TO BE DONE → From the entries below, copy every line that holds the word "viața".

DATA FOR THIS EXERCISE →

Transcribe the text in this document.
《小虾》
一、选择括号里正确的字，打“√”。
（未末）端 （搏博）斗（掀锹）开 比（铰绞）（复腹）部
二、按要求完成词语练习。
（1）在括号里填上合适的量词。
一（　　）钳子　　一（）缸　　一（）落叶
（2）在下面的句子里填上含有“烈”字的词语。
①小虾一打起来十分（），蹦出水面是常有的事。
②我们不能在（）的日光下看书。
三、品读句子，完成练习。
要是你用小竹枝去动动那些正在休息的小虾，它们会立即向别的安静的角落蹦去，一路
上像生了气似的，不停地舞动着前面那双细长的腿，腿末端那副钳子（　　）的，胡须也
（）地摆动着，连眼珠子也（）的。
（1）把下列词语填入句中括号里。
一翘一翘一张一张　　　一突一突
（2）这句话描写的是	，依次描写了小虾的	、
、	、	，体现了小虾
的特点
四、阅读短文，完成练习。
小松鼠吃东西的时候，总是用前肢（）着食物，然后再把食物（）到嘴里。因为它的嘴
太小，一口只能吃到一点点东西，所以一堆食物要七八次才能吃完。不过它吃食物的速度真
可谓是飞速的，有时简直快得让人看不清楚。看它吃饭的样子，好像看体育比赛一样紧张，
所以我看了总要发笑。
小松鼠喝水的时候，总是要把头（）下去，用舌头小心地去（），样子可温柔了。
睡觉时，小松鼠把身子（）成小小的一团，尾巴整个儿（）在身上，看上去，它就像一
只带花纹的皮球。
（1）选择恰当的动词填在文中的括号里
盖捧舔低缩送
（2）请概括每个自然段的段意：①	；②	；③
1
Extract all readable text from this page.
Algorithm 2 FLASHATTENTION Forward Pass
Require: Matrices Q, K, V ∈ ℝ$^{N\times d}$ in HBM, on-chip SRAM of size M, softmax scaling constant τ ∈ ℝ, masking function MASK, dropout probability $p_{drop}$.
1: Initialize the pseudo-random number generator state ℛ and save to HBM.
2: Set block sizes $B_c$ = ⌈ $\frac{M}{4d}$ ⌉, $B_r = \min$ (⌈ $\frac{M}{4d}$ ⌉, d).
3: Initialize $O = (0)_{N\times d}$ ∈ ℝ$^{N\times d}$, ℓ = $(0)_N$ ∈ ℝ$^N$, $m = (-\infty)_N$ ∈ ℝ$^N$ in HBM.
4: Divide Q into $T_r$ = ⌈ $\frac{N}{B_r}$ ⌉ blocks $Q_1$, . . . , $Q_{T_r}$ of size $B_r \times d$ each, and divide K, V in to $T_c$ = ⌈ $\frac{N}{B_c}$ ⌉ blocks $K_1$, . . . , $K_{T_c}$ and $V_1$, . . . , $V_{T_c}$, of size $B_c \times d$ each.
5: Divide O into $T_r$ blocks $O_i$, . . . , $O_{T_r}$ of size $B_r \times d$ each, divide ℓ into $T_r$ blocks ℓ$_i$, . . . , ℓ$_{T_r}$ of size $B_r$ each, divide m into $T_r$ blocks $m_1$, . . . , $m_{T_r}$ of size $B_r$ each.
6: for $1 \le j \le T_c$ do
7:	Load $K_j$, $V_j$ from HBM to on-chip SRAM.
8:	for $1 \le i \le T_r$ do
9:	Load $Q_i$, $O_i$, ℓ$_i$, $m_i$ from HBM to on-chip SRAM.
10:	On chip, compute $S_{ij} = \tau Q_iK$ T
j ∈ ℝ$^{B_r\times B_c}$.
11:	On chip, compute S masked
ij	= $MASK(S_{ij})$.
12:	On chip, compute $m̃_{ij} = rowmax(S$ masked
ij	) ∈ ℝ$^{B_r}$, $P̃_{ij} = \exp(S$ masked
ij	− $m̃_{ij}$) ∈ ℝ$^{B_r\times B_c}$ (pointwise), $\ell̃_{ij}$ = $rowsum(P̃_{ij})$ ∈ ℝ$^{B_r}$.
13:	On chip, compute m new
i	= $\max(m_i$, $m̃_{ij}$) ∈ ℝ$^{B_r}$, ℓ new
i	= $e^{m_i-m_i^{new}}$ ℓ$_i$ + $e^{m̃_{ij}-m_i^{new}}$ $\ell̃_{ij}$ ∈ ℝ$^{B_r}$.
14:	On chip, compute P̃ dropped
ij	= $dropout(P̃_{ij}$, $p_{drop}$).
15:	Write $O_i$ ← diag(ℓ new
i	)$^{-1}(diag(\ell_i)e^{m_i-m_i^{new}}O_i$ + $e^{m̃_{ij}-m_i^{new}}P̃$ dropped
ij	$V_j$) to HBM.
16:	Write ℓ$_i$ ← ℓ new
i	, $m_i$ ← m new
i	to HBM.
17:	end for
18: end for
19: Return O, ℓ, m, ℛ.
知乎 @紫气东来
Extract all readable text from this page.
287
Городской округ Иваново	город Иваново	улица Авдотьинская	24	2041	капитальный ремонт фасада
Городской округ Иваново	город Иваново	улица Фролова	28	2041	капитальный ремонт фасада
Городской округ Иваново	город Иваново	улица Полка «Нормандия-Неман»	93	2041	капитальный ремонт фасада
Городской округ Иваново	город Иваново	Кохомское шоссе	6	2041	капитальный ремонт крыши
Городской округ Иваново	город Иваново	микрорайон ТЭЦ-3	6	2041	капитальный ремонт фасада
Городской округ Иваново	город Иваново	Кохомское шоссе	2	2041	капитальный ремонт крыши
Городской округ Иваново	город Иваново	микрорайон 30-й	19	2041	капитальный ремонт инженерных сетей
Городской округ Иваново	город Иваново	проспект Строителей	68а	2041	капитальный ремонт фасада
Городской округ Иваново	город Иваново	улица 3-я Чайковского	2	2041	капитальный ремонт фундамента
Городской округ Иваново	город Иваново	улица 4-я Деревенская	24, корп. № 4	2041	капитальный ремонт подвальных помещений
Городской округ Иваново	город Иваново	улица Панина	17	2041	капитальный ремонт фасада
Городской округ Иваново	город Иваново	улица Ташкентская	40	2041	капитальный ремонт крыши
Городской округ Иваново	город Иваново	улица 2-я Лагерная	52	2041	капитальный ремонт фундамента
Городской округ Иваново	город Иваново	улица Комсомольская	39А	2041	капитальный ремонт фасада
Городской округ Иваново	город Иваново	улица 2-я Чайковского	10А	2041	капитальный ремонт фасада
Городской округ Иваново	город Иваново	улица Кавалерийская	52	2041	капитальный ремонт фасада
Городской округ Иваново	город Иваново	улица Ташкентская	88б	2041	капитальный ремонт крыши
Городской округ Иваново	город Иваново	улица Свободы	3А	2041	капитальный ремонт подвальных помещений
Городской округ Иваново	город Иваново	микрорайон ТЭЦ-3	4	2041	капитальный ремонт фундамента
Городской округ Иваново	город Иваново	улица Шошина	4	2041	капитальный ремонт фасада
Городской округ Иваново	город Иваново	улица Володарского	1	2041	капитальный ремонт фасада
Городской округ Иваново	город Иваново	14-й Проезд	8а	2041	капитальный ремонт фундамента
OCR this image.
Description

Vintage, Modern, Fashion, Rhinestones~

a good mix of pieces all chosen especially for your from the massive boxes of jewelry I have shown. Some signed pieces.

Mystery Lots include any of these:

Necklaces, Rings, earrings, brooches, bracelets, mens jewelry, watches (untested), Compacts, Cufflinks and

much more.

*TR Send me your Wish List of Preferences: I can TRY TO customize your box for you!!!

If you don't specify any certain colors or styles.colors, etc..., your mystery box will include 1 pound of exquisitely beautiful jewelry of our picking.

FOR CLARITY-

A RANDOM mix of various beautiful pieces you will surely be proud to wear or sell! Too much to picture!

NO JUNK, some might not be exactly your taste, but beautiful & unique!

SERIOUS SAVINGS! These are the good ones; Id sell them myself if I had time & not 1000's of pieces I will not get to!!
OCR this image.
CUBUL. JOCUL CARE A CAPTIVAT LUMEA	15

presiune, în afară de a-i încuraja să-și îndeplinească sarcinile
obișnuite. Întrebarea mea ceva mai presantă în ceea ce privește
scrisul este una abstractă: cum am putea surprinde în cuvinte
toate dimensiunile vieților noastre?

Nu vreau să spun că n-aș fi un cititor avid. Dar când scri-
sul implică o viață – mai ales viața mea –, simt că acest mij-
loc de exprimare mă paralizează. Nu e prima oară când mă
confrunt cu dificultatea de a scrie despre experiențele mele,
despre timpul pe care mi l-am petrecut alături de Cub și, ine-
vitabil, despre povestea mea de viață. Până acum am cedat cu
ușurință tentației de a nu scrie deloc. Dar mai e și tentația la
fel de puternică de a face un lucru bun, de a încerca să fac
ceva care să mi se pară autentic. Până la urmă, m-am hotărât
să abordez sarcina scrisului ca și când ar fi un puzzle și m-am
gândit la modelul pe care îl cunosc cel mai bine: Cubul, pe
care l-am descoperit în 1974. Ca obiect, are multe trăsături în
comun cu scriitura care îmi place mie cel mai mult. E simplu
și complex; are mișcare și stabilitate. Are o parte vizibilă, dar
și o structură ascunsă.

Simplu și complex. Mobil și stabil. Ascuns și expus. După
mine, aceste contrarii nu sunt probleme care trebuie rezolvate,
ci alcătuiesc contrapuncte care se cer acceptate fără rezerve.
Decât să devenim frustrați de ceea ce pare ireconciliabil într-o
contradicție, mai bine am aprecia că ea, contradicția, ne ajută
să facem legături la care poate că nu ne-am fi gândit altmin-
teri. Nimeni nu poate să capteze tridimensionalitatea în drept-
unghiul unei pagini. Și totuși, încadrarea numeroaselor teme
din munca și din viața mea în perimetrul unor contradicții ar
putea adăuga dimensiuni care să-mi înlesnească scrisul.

EXERCISE RESULT →
sul implică o viață – mai ales viața mea –, simt că acest mij-
din munca și din viața mea în perimetrul unor contradicții ar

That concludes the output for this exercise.